— Aim of the exercise —
Leaving out the pictures, retype all the material exactly.

— Materials provided —
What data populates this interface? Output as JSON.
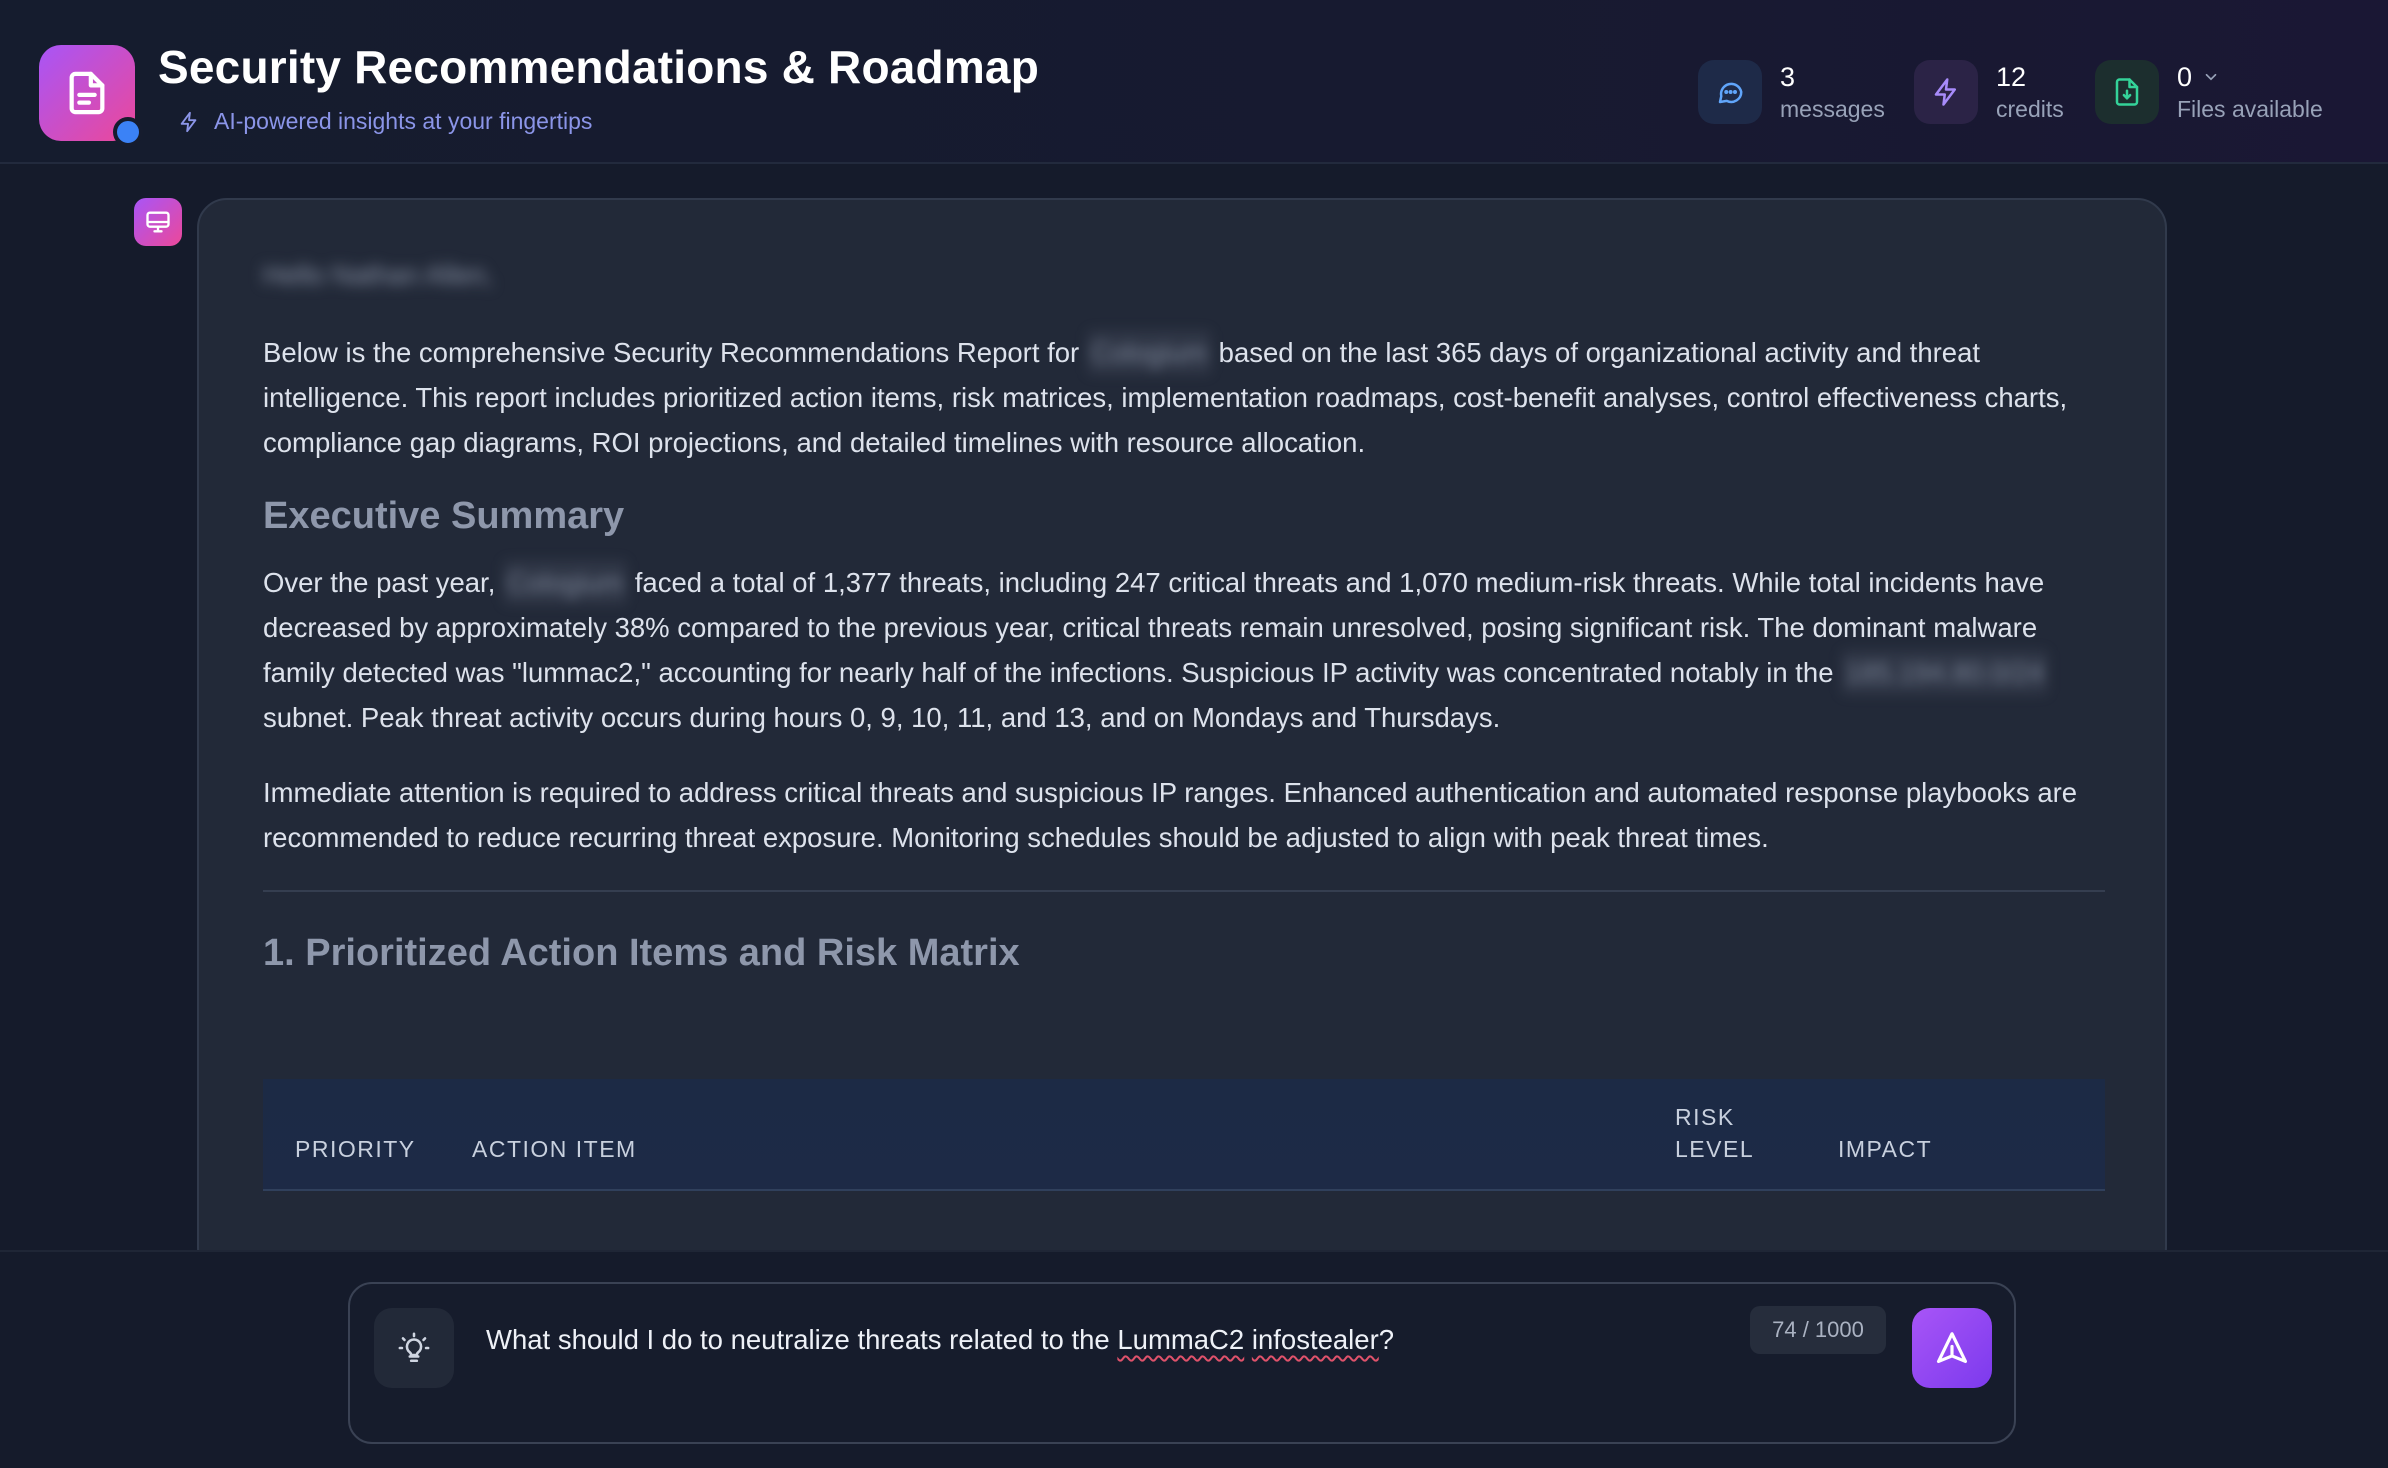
{
  "header": {
    "title": "Security Recommendations & Roadmap",
    "subtitle": "AI-powered insights at your fingertips",
    "logo_icon": "document-icon",
    "stats": [
      {
        "value": "3",
        "label": "messages",
        "icon": "chat-bubble-icon",
        "color": "#60a5fa"
      },
      {
        "value": "12",
        "label": "credits",
        "icon": "lightning-icon",
        "color": "#a78bfa"
      },
      {
        "value": "0",
        "label": "Files available",
        "icon": "file-download-icon",
        "color": "#34d399"
      }
    ]
  },
  "message": {
    "greeting": "Hello Nathan Allen,",
    "intro_before": "Below is the comprehensive Security Recommendations Report for ",
    "intro_redacted": "Cologium",
    "intro_after": " based on the last 365 days of organizational activity and threat intelligence. This report includes prioritized action items, risk matrices, implementation roadmaps, cost-benefit analyses, control effectiveness charts, compliance gap diagrams, ROI projections, and detailed timelines with resource allocation.",
    "exec_heading": "Executive Summary",
    "exec_p1_a": "Over the past year, ",
    "exec_p1_redacted_org": "Cologium",
    "exec_p1_b": " faced a total of 1,377 threats, including 247 critical threats and 1,070 medium-risk threats. While total incidents have decreased by approximately 38% compared to the previous year, critical threats remain unresolved, posing significant risk. The dominant malware family detected was \"lummac2,\" accounting for nearly half of the infections. Suspicious IP activity was concentrated notably in the ",
    "exec_p1_redacted_subnet": "185.194.80.0/24",
    "exec_p1_c": " subnet. Peak threat activity occurs during hours 0, 9, 10, 11, and 13, and on Mondays and Thursdays.",
    "exec_p2": "Immediate attention is required to address critical threats and suspicious IP ranges. Enhanced authentication and automated response playbooks are recommended to reduce recurring threat exposure. Monitoring schedules should be adjusted to align with peak threat times.",
    "section1_heading": "1. Prioritized Action Items and Risk Matrix",
    "table_headers": {
      "priority": "PRIORITY",
      "action_item": "ACTION ITEM",
      "risk_level_1": "RISK",
      "risk_level_2": "LEVEL",
      "impact": "IMPACT"
    }
  },
  "input": {
    "value_before": "What should I do to neutralize threats related to the ",
    "value_misspelled_1": "LummaC2",
    "value_space": " ",
    "value_misspelled_2": "infostealer",
    "value_after": "?",
    "counter": "74 / 1000",
    "idea_icon": "lightbulb-icon",
    "send_icon": "send-icon"
  }
}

— Full output —
What data populates this interface? Output as JSON.
{
  "header": {
    "title": "Security Recommendations & Roadmap",
    "subtitle": "AI-powered insights at your fingertips",
    "logo_icon": "document-icon",
    "stats": [
      {
        "value": "3",
        "label": "messages",
        "icon": "chat-bubble-icon",
        "color": "#60a5fa"
      },
      {
        "value": "12",
        "label": "credits",
        "icon": "lightning-icon",
        "color": "#a78bfa"
      },
      {
        "value": "0",
        "label": "Files available",
        "icon": "file-download-icon",
        "color": "#34d399"
      }
    ]
  },
  "message": {
    "greeting": "Hello Nathan Allen,",
    "intro_before": "Below is the comprehensive Security Recommendations Report for ",
    "intro_redacted": "Cologium",
    "intro_after": " based on the last 365 days of organizational activity and threat intelligence. This report includes prioritized action items, risk matrices, implementation roadmaps, cost-benefit analyses, control effectiveness charts, compliance gap diagrams, ROI projections, and detailed timelines with resource allocation.",
    "exec_heading": "Executive Summary",
    "exec_p1_a": "Over the past year, ",
    "exec_p1_redacted_org": "Cologium",
    "exec_p1_b": " faced a total of 1,377 threats, including 247 critical threats and 1,070 medium-risk threats. While total incidents have decreased by approximately 38% compared to the previous year, critical threats remain unresolved, posing significant risk. The dominant malware family detected was \"lummac2,\" accounting for nearly half of the infections. Suspicious IP activity was concentrated notably in the ",
    "exec_p1_redacted_subnet": "185.194.80.0/24",
    "exec_p1_c": " subnet. Peak threat activity occurs during hours 0, 9, 10, 11, and 13, and on Mondays and Thursdays.",
    "exec_p2": "Immediate attention is required to address critical threats and suspicious IP ranges. Enhanced authentication and automated response playbooks are recommended to reduce recurring threat exposure. Monitoring schedules should be adjusted to align with peak threat times.",
    "section1_heading": "1. Prioritized Action Items and Risk Matrix",
    "table_headers": {
      "priority": "PRIORITY",
      "action_item": "ACTION ITEM",
      "risk_level_1": "RISK",
      "risk_level_2": "LEVEL",
      "impact": "IMPACT"
    }
  },
  "input": {
    "value_before": "What should I do to neutralize threats related to the ",
    "value_misspelled_1": "LummaC2",
    "value_space": " ",
    "value_misspelled_2": "infostealer",
    "value_after": "?",
    "counter": "74 / 1000",
    "idea_icon": "lightbulb-icon",
    "send_icon": "send-icon"
  }
}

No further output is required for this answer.